Collected data
------------------------------------------------------------

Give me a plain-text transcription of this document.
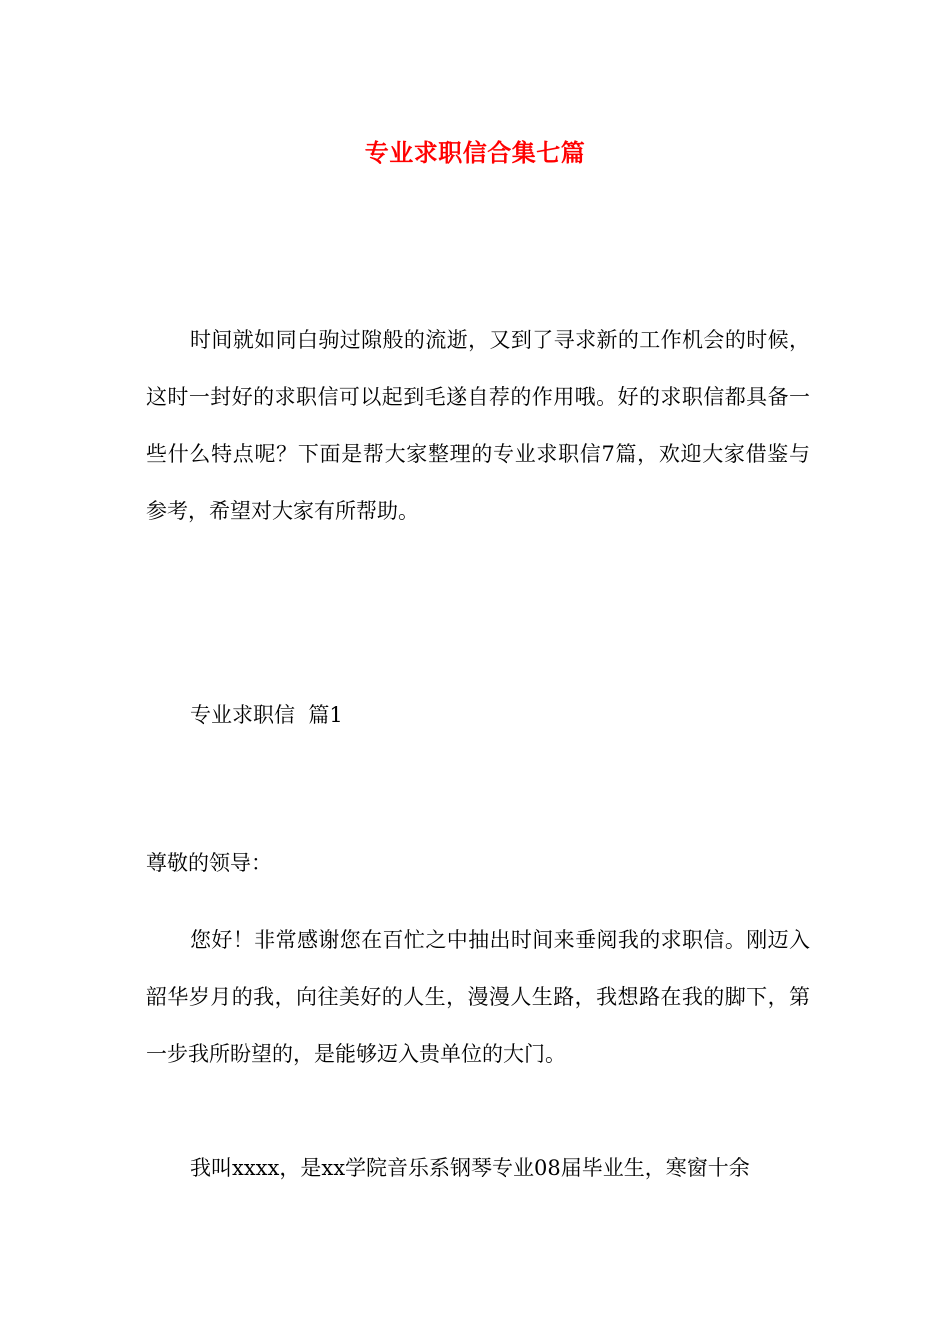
专业求职信合集七篇
时间就如同白驹过隙般的流逝，又到了寻求新的工作机会的时候，这时一封好的求职信可以起到毛遂自荐的作用哦。好的求职信都具备一些什么特点呢？下面是帮大家整理的专业求职信7篇，欢迎大家借鉴与参考，希望对大家有所帮助。
专业求职信  篇1
尊敬的领导：
您好！非常感谢您在百忙之中抽出时间来垂阅我的求职信。刚迈入韶华岁月的我，向往美好的人生，漫漫人生路，我想路在我的脚下，第一步我所盼望的，是能够迈入贵单位的大门。
我叫xxxx，是xx学院音乐系钢琴专业08届毕业生，寒窗十余
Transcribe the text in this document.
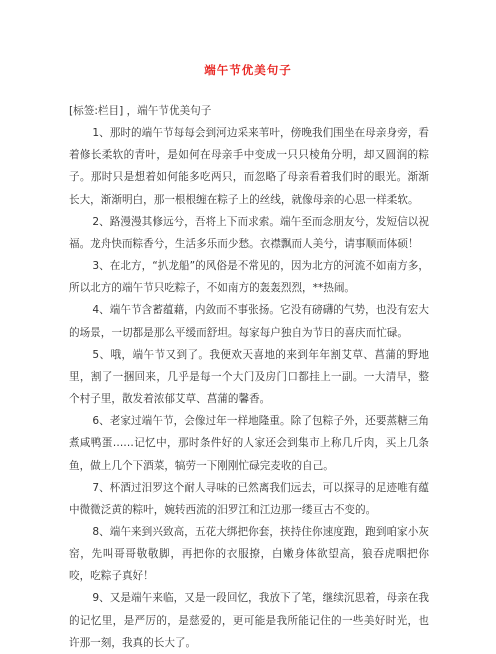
端午节优美句子

[标签:栏目] ，端午节优美句子

1、那时的端午节每每会到河边采来苇叶，傍晚我们围坐在母亲身旁，看着修长柔软的青叶，是如何在母亲手中变成一只只棱角分明，却又圆润的粽子。那时只是想着如何能多吃两只，而忽略了母亲看着我们时的眼光。渐渐长大，渐渐明白，那一根根缠在粽子上的丝线，就像母亲的心思一样柔软。

2、路漫漫其修远兮，吾将上下而求索。端午至而念朋友兮，发短信以祝福。龙舟快而粽香兮，生活多乐而少愁。衣襟飘而人美兮，请事顺而体硕！

3、在北方，“扒龙船”的风俗是不常见的，因为北方的河流不如南方多，所以北方的端午节只吃粽子，不如南方的轰轰烈烈，**热闹。

4、端午节含蓄蕴藉，内敛而不事张扬。它没有磅礴的气势，也没有宏大的场景，一切都是那么平缓而舒坦。每家每户独自为节日的喜庆而忙碌。

5、哦，端午节又到了。我便欢天喜地的来到年年割艾草、菖蒲的野地里，割了一捆回来，几乎是每一个大门及房门口都挂上一副。一大清早，整个村子里，散发着浓郁艾草、菖蒲的馨香。

6、老家过端午节，会像过年一样地隆重。除了包粽子外，还要蒸糖三角煮咸鸭蛋……记忆中，那时条件好的人家还会到集市上称几斤肉，买上几条鱼，做上几个下酒菜，犒劳一下刚刚忙碌完麦收的自己。

7、杯酒过汨罗这个耐人寻味的已然离我们远去，可以探寻的足迹唯有蕴中微微泛黄的粽叶，婉转西流的汨罗江和江边那一缕亘古不变的。

8、端午来到兴致高，五花大绑把你套，挟持住你速度跑，跑到咱家小灰窑，先叫哥哥敬敬脚，再把你的衣服撩，白嫩身体欲望高，狼吞虎咽把你咬，吃粽子真好！

9、又是端午来临，又是一段回忆，我放下了笔，继续沉思着，母亲在我的记忆里，是严厉的，是慈爱的，更可能是我所能记住的一些美好时光，也许那一刻，我真的长大了。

------------------------------------------------------------

STATED PROBLEM →
All lines from the one holding "Transcribe the text in this document." through the last line of the entries, and nothing else, are to be output exactly; leave out the pictures.

RESPONSE TO THE EXERCISE →
Transcribe the text in this document.
端午节优美句子

[标签:栏目] ，端午节优美句子

1、那时的端午节每每会到河边采来苇叶，傍晚我们围坐在母亲身旁，看着修长柔软的青叶，是如何在母亲手中变成一只只棱角分明，却又圆润的粽子。那时只是想着如何能多吃两只，而忽略了母亲看着我们时的眼光。渐渐长大，渐渐明白，那一根根缠在粽子上的丝线，就像母亲的心思一样柔软。

2、路漫漫其修远兮，吾将上下而求索。端午至而念朋友兮，发短信以祝福。龙舟快而粽香兮，生活多乐而少愁。衣襟飘而人美兮，请事顺而体硕！

3、在北方，“扒龙船”的风俗是不常见的，因为北方的河流不如南方多，所以北方的端午节只吃粽子，不如南方的轰轰烈烈，**热闹。

4、端午节含蓄蕴藉，内敛而不事张扬。它没有磅礴的气势，也没有宏大的场景，一切都是那么平缓而舒坦。每家每户独自为节日的喜庆而忙碌。

5、哦，端午节又到了。我便欢天喜地的来到年年割艾草、菖蒲的野地里，割了一捆回来，几乎是每一个大门及房门口都挂上一副。一大清早，整个村子里，散发着浓郁艾草、菖蒲的馨香。

6、老家过端午节，会像过年一样地隆重。除了包粽子外，还要蒸糖三角煮咸鸭蛋……记忆中，那时条件好的人家还会到集市上称几斤肉，买上几条鱼，做上几个下酒菜，犒劳一下刚刚忙碌完麦收的自己。

7、杯酒过汨罗这个耐人寻味的已然离我们远去，可以探寻的足迹唯有蕴中微微泛黄的粽叶，婉转西流的汨罗江和江边那一缕亘古不变的。

8、端午来到兴致高，五花大绑把你套，挟持住你速度跑，跑到咱家小灰窑，先叫哥哥敬敬脚，再把你的衣服撩，白嫩身体欲望高，狼吞虎咽把你咬，吃粽子真好！

9、又是端午来临，又是一段回忆，我放下了笔，继续沉思着，母亲在我的记忆里，是严厉的，是慈爱的，更可能是我所能记住的一些美好时光，也许那一刻，我真的长大了。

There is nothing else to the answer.